> _Information shown_:
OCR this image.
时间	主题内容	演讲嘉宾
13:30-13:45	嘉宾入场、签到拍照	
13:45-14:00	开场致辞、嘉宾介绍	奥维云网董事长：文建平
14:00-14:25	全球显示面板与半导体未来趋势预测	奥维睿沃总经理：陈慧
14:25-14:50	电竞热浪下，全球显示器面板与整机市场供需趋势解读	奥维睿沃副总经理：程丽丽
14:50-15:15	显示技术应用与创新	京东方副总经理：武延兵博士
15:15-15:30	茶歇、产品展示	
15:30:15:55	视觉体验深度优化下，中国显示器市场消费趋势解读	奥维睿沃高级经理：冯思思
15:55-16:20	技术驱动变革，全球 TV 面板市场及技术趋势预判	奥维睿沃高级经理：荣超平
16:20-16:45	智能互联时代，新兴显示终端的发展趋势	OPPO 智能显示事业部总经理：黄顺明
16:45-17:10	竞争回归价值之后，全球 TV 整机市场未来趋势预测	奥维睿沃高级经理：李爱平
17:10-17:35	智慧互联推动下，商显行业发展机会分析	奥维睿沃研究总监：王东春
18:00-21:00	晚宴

> _Aim_: Return all the data exactly as given.

> _Task result_:
OCR this image.
时间	主题内容	演讲嘉宾
13:30-13:45	嘉宾入场、签到拍照	
13:45-14:00	开场致辞、嘉宾介绍	奥维云网董事长：文建平
14:00-14:25	全球显示面板与半导体未来趋势预测	奥维睿沃总经理：陈慧
14:25-14:50	电竞热浪下，全球显示器面板与整机市场供需趋势解读	奥维睿沃副总经理：程丽丽
14:50-15:15	显示技术应用与创新	京东方副总经理：武延兵博士
15:15-15:30	茶歇、产品展示	
15:30:15:55	视觉体验深度优化下，中国显示器市场消费趋势解读	奥维睿沃高级经理：冯思思
15:55-16:20	技术驱动变革，全球 TV 面板市场及技术趋势预判	奥维睿沃高级经理：荣超平
16:20-16:45	智能互联时代，新兴显示终端的发展趋势	OPPO 智能显示事业部总经理：黄顺明
16:45-17:10	竞争回归价值之后，全球 TV 整机市场未来趋势预测	奥维睿沃高级经理：李爱平
17:10-17:35	智慧互联推动下，商显行业发展机会分析	奥维睿沃研究总监：王东春
18:00-21:00	晚宴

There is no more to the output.